_Task requirements:_
Copy out the whole listing exactly as written, leaving the pictures behind.

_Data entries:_
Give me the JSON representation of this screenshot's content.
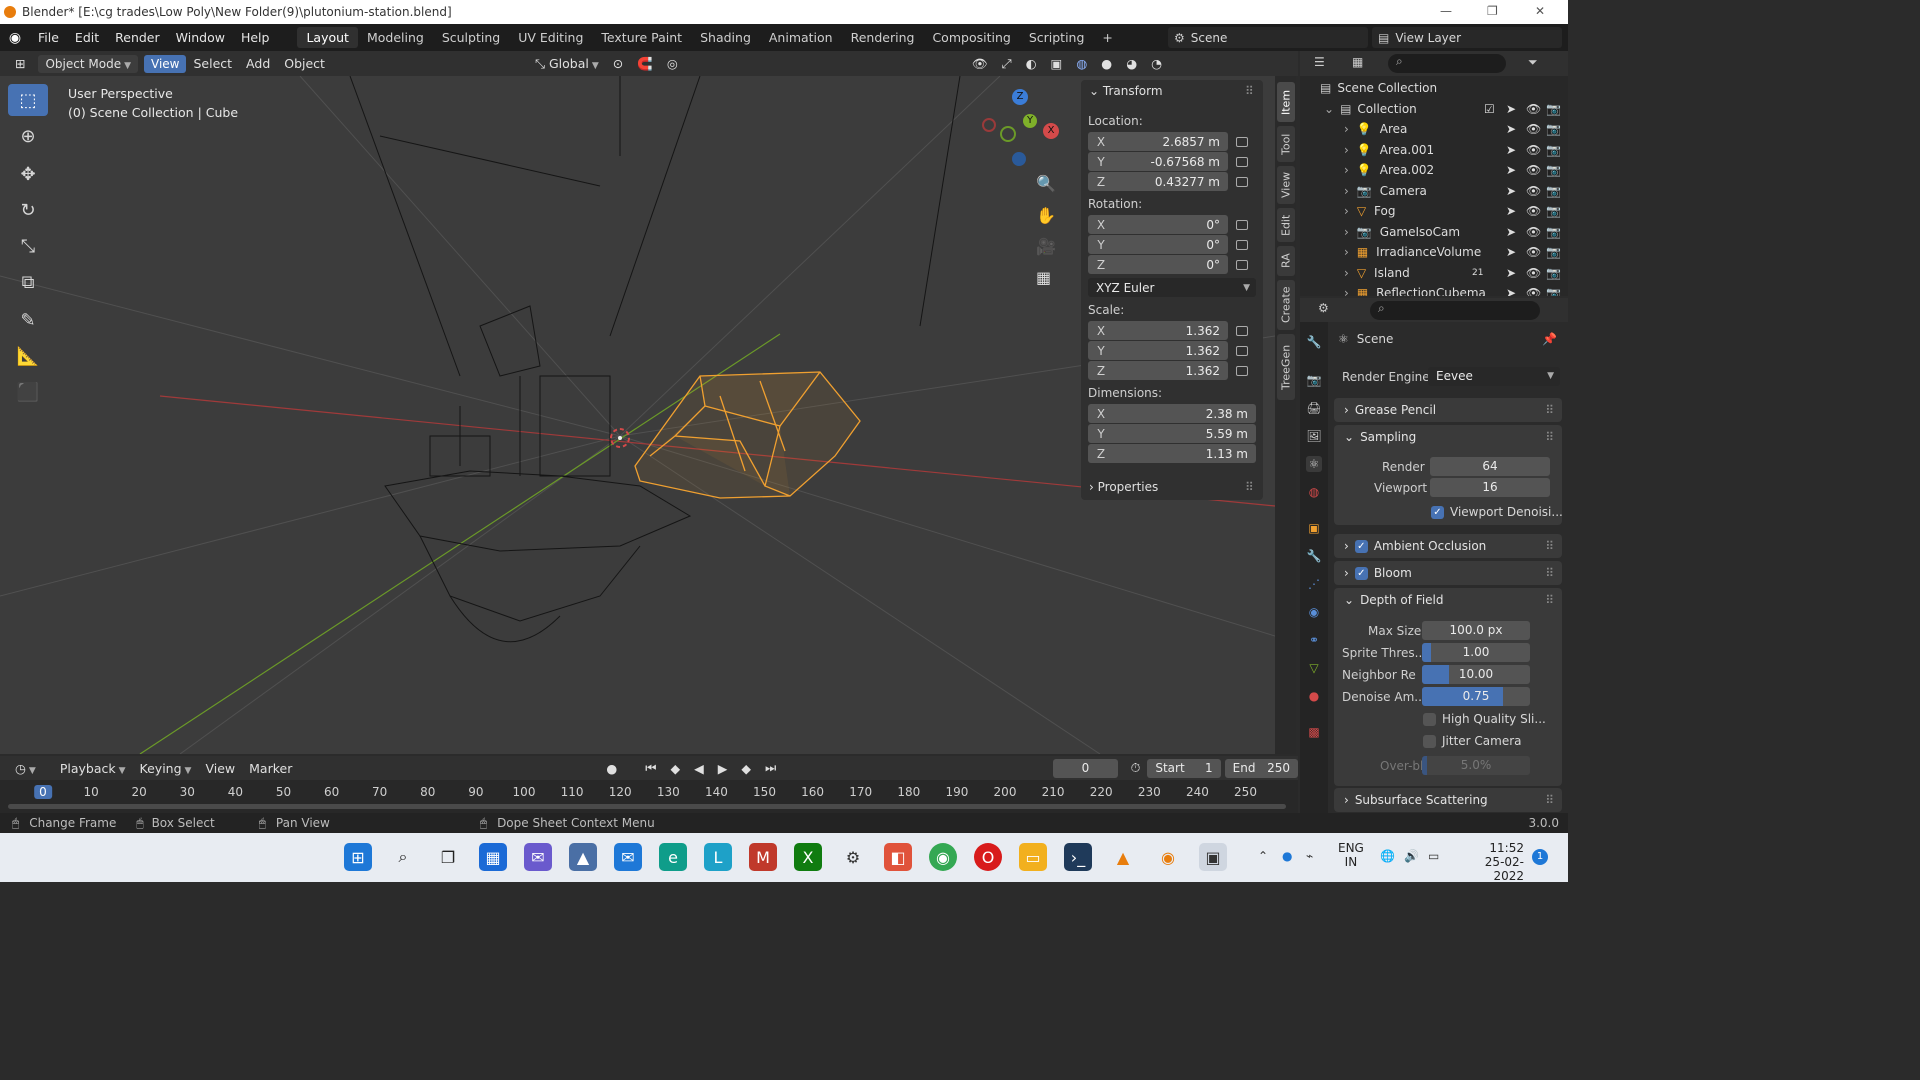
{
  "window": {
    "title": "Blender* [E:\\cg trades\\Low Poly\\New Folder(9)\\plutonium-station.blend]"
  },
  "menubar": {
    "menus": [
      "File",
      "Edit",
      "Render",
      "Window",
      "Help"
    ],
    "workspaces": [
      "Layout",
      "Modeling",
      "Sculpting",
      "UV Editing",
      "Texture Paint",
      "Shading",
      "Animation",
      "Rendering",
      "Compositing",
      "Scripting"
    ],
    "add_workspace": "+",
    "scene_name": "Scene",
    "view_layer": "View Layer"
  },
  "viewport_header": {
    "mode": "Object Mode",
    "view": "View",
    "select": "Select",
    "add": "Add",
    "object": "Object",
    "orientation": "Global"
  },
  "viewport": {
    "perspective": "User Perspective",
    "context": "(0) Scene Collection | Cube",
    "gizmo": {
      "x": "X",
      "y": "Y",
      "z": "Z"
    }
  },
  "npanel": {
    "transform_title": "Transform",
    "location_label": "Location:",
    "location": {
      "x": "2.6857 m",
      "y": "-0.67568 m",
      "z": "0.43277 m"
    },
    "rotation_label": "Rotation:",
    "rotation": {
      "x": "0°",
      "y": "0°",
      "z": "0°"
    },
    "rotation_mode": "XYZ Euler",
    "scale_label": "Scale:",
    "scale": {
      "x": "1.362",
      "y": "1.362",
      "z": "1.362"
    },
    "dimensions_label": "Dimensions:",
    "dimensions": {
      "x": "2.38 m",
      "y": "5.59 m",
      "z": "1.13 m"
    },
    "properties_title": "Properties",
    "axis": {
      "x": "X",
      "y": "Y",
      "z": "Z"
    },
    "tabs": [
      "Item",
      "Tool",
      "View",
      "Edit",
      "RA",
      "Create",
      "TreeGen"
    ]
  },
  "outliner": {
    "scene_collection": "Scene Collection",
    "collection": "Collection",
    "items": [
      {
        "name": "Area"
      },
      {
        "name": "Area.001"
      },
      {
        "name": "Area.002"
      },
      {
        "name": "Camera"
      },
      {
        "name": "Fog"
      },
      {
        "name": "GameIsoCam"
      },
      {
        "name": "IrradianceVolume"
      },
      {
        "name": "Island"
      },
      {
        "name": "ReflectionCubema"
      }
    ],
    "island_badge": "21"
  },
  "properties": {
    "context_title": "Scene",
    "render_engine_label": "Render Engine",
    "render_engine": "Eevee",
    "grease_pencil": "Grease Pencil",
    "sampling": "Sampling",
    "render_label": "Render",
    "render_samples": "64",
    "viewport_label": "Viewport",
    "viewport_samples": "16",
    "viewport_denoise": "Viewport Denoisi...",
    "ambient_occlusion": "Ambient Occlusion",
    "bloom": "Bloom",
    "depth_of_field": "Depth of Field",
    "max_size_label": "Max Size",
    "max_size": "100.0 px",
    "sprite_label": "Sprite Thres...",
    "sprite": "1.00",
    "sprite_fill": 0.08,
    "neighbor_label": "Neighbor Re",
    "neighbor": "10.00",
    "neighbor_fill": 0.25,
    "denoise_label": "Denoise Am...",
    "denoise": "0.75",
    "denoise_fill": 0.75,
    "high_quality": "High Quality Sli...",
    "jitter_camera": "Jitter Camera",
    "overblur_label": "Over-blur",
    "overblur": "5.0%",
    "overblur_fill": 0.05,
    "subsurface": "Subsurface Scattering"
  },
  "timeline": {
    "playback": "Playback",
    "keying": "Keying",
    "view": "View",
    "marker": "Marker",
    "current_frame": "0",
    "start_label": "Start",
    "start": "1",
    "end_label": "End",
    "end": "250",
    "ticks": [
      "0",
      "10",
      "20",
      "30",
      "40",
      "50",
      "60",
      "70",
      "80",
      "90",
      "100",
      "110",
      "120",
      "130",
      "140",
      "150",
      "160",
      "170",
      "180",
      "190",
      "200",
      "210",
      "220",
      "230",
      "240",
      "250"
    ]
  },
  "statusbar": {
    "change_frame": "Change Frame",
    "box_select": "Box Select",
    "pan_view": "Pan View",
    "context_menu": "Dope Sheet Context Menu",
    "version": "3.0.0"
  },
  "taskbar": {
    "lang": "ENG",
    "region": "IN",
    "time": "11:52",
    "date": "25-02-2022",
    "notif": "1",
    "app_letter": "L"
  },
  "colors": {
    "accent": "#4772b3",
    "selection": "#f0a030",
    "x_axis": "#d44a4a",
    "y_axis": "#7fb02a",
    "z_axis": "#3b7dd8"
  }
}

_Correct response:_
Give me the JSON representation of this screenshot's content.
{
  "window": {
    "title": "Blender* [E:\\cg trades\\Low Poly\\New Folder(9)\\plutonium-station.blend]"
  },
  "menubar": {
    "menus": [
      "File",
      "Edit",
      "Render",
      "Window",
      "Help"
    ],
    "workspaces": [
      "Layout",
      "Modeling",
      "Sculpting",
      "UV Editing",
      "Texture Paint",
      "Shading",
      "Animation",
      "Rendering",
      "Compositing",
      "Scripting"
    ],
    "add_workspace": "+",
    "scene_name": "Scene",
    "view_layer": "View Layer"
  },
  "viewport_header": {
    "mode": "Object Mode",
    "view": "View",
    "select": "Select",
    "add": "Add",
    "object": "Object",
    "orientation": "Global"
  },
  "viewport": {
    "perspective": "User Perspective",
    "context": "(0) Scene Collection | Cube",
    "gizmo": {
      "x": "X",
      "y": "Y",
      "z": "Z"
    }
  },
  "npanel": {
    "transform_title": "Transform",
    "location_label": "Location:",
    "location": {
      "x": "2.6857 m",
      "y": "-0.67568 m",
      "z": "0.43277 m"
    },
    "rotation_label": "Rotation:",
    "rotation": {
      "x": "0°",
      "y": "0°",
      "z": "0°"
    },
    "rotation_mode": "XYZ Euler",
    "scale_label": "Scale:",
    "scale": {
      "x": "1.362",
      "y": "1.362",
      "z": "1.362"
    },
    "dimensions_label": "Dimensions:",
    "dimensions": {
      "x": "2.38 m",
      "y": "5.59 m",
      "z": "1.13 m"
    },
    "properties_title": "Properties",
    "axis": {
      "x": "X",
      "y": "Y",
      "z": "Z"
    },
    "tabs": [
      "Item",
      "Tool",
      "View",
      "Edit",
      "RA",
      "Create",
      "TreeGen"
    ]
  },
  "outliner": {
    "scene_collection": "Scene Collection",
    "collection": "Collection",
    "items": [
      {
        "name": "Area"
      },
      {
        "name": "Area.001"
      },
      {
        "name": "Area.002"
      },
      {
        "name": "Camera"
      },
      {
        "name": "Fog"
      },
      {
        "name": "GameIsoCam"
      },
      {
        "name": "IrradianceVolume"
      },
      {
        "name": "Island"
      },
      {
        "name": "ReflectionCubema"
      }
    ],
    "island_badge": "21"
  },
  "properties": {
    "context_title": "Scene",
    "render_engine_label": "Render Engine",
    "render_engine": "Eevee",
    "grease_pencil": "Grease Pencil",
    "sampling": "Sampling",
    "render_label": "Render",
    "render_samples": "64",
    "viewport_label": "Viewport",
    "viewport_samples": "16",
    "viewport_denoise": "Viewport Denoisi...",
    "ambient_occlusion": "Ambient Occlusion",
    "bloom": "Bloom",
    "depth_of_field": "Depth of Field",
    "max_size_label": "Max Size",
    "max_size": "100.0 px",
    "sprite_label": "Sprite Thres...",
    "sprite": "1.00",
    "sprite_fill": 0.08,
    "neighbor_label": "Neighbor Re",
    "neighbor": "10.00",
    "neighbor_fill": 0.25,
    "denoise_label": "Denoise Am...",
    "denoise": "0.75",
    "denoise_fill": 0.75,
    "high_quality": "High Quality Sli...",
    "jitter_camera": "Jitter Camera",
    "overblur_label": "Over-blur",
    "overblur": "5.0%",
    "overblur_fill": 0.05,
    "subsurface": "Subsurface Scattering"
  },
  "timeline": {
    "playback": "Playback",
    "keying": "Keying",
    "view": "View",
    "marker": "Marker",
    "current_frame": "0",
    "start_label": "Start",
    "start": "1",
    "end_label": "End",
    "end": "250",
    "ticks": [
      "0",
      "10",
      "20",
      "30",
      "40",
      "50",
      "60",
      "70",
      "80",
      "90",
      "100",
      "110",
      "120",
      "130",
      "140",
      "150",
      "160",
      "170",
      "180",
      "190",
      "200",
      "210",
      "220",
      "230",
      "240",
      "250"
    ]
  },
  "statusbar": {
    "change_frame": "Change Frame",
    "box_select": "Box Select",
    "pan_view": "Pan View",
    "context_menu": "Dope Sheet Context Menu",
    "version": "3.0.0"
  },
  "taskbar": {
    "lang": "ENG",
    "region": "IN",
    "time": "11:52",
    "date": "25-02-2022",
    "notif": "1",
    "app_letter": "L"
  },
  "colors": {
    "accent": "#4772b3",
    "selection": "#f0a030",
    "x_axis": "#d44a4a",
    "y_axis": "#7fb02a",
    "z_axis": "#3b7dd8"
  }
}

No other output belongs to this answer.